RECORDS FOR THIS TASK:
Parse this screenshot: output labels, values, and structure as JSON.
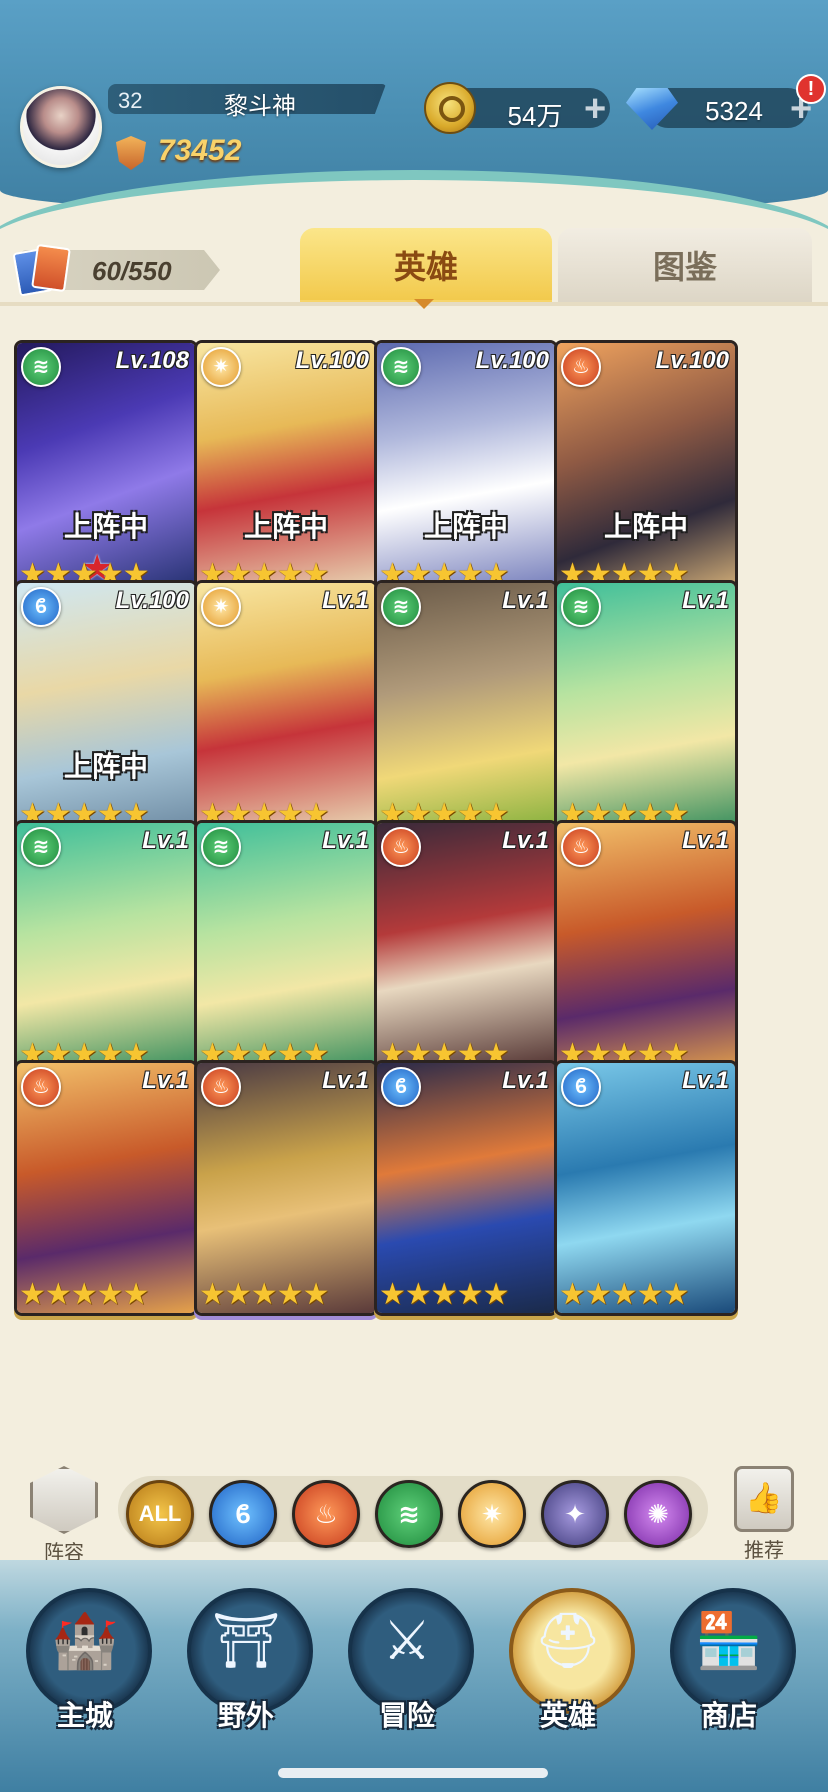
{
  "player": {
    "level": "32",
    "name": "黎斗神",
    "power": "73452"
  },
  "resources": {
    "gold": "54万",
    "gems": "5324",
    "plus_symbol": "+",
    "alert_symbol": "!"
  },
  "collection": {
    "count": "60/550"
  },
  "tabs": [
    {
      "label": "英雄",
      "active": true
    },
    {
      "label": "图鉴",
      "active": false
    }
  ],
  "heroes": [
    {
      "element": "wind",
      "level": "Lv.108",
      "deployed": "上阵中",
      "stars": "★★★★★",
      "extra_star": "★"
    },
    {
      "element": "light",
      "level": "Lv.100",
      "deployed": "上阵中",
      "stars": "★★★★★"
    },
    {
      "element": "wind",
      "level": "Lv.100",
      "deployed": "上阵中",
      "stars": "★★★★★"
    },
    {
      "element": "fire",
      "level": "Lv.100",
      "deployed": "上阵中",
      "stars": "★★★★★"
    },
    {
      "element": "water",
      "level": "Lv.100",
      "deployed": "上阵中",
      "stars": "★★★★★"
    },
    {
      "element": "light",
      "level": "Lv.1",
      "deployed": "",
      "stars": "★★★★★"
    },
    {
      "element": "wind",
      "level": "Lv.1",
      "deployed": "",
      "stars": "★★★★★"
    },
    {
      "element": "wind",
      "level": "Lv.1",
      "deployed": "",
      "stars": "★★★★★"
    },
    {
      "element": "wind",
      "level": "Lv.1",
      "deployed": "",
      "stars": "★★★★★"
    },
    {
      "element": "wind",
      "level": "Lv.1",
      "deployed": "",
      "stars": "★★★★★"
    },
    {
      "element": "fire",
      "level": "Lv.1",
      "deployed": "",
      "stars": "★★★★★"
    },
    {
      "element": "fire",
      "level": "Lv.1",
      "deployed": "",
      "stars": "★★★★★"
    },
    {
      "element": "fire",
      "level": "Lv.1",
      "deployed": "",
      "stars": "★★★★★"
    },
    {
      "element": "fire",
      "level": "Lv.1",
      "deployed": "",
      "stars": "★★★★★"
    },
    {
      "element": "water",
      "level": "Lv.1",
      "deployed": "",
      "stars": "★★★★★"
    },
    {
      "element": "water",
      "level": "Lv.1",
      "deployed": "",
      "stars": "★★★★★"
    }
  ],
  "filters": {
    "team_label": "阵容",
    "recommend_label": "推荐",
    "buttons": [
      {
        "key": "all",
        "label": "ALL"
      },
      {
        "key": "water",
        "label": ""
      },
      {
        "key": "fire",
        "label": ""
      },
      {
        "key": "wind",
        "label": ""
      },
      {
        "key": "light",
        "label": ""
      },
      {
        "key": "dark",
        "label": ""
      },
      {
        "key": "arcane",
        "label": ""
      }
    ]
  },
  "nav": [
    {
      "label": "主城",
      "icon": "castle-icon",
      "glyph": "🏰"
    },
    {
      "label": "野外",
      "icon": "portal-icon",
      "glyph": "⛩"
    },
    {
      "label": "冒险",
      "icon": "sword-icon",
      "glyph": "⚔"
    },
    {
      "label": "英雄",
      "icon": "helmet-icon",
      "glyph": "⛑",
      "active": true
    },
    {
      "label": "商店",
      "icon": "shop-icon",
      "glyph": "🏪"
    }
  ],
  "colors": {
    "header": "#4a8eb2",
    "background": "#f3eede",
    "active_tab": "#f2c94b",
    "star": "#f7c531",
    "alert": "#e0332e"
  }
}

AIM:
Retype every record above exactly as written, but leave out the pictures.

RESULT FOR THIS TASK:
Parse this screenshot: output labels, values, and structure as JSON.
{
  "player": {
    "level": "32",
    "name": "黎斗神",
    "power": "73452"
  },
  "resources": {
    "gold": "54万",
    "gems": "5324",
    "plus_symbol": "+",
    "alert_symbol": "!"
  },
  "collection": {
    "count": "60/550"
  },
  "tabs": [
    {
      "label": "英雄",
      "active": true
    },
    {
      "label": "图鉴",
      "active": false
    }
  ],
  "heroes": [
    {
      "element": "wind",
      "level": "Lv.108",
      "deployed": "上阵中",
      "stars": "★★★★★",
      "extra_star": "★"
    },
    {
      "element": "light",
      "level": "Lv.100",
      "deployed": "上阵中",
      "stars": "★★★★★"
    },
    {
      "element": "wind",
      "level": "Lv.100",
      "deployed": "上阵中",
      "stars": "★★★★★"
    },
    {
      "element": "fire",
      "level": "Lv.100",
      "deployed": "上阵中",
      "stars": "★★★★★"
    },
    {
      "element": "water",
      "level": "Lv.100",
      "deployed": "上阵中",
      "stars": "★★★★★"
    },
    {
      "element": "light",
      "level": "Lv.1",
      "deployed": "",
      "stars": "★★★★★"
    },
    {
      "element": "wind",
      "level": "Lv.1",
      "deployed": "",
      "stars": "★★★★★"
    },
    {
      "element": "wind",
      "level": "Lv.1",
      "deployed": "",
      "stars": "★★★★★"
    },
    {
      "element": "wind",
      "level": "Lv.1",
      "deployed": "",
      "stars": "★★★★★"
    },
    {
      "element": "wind",
      "level": "Lv.1",
      "deployed": "",
      "stars": "★★★★★"
    },
    {
      "element": "fire",
      "level": "Lv.1",
      "deployed": "",
      "stars": "★★★★★"
    },
    {
      "element": "fire",
      "level": "Lv.1",
      "deployed": "",
      "stars": "★★★★★"
    },
    {
      "element": "fire",
      "level": "Lv.1",
      "deployed": "",
      "stars": "★★★★★"
    },
    {
      "element": "fire",
      "level": "Lv.1",
      "deployed": "",
      "stars": "★★★★★"
    },
    {
      "element": "water",
      "level": "Lv.1",
      "deployed": "",
      "stars": "★★★★★"
    },
    {
      "element": "water",
      "level": "Lv.1",
      "deployed": "",
      "stars": "★★★★★"
    }
  ],
  "filters": {
    "team_label": "阵容",
    "recommend_label": "推荐",
    "buttons": [
      {
        "key": "all",
        "label": "ALL"
      },
      {
        "key": "water",
        "label": ""
      },
      {
        "key": "fire",
        "label": ""
      },
      {
        "key": "wind",
        "label": ""
      },
      {
        "key": "light",
        "label": ""
      },
      {
        "key": "dark",
        "label": ""
      },
      {
        "key": "arcane",
        "label": ""
      }
    ]
  },
  "nav": [
    {
      "label": "主城",
      "icon": "castle-icon",
      "glyph": "🏰"
    },
    {
      "label": "野外",
      "icon": "portal-icon",
      "glyph": "⛩"
    },
    {
      "label": "冒险",
      "icon": "sword-icon",
      "glyph": "⚔"
    },
    {
      "label": "英雄",
      "icon": "helmet-icon",
      "glyph": "⛑",
      "active": true
    },
    {
      "label": "商店",
      "icon": "shop-icon",
      "glyph": "🏪"
    }
  ],
  "colors": {
    "header": "#4a8eb2",
    "background": "#f3eede",
    "active_tab": "#f2c94b",
    "star": "#f7c531",
    "alert": "#e0332e"
  }
}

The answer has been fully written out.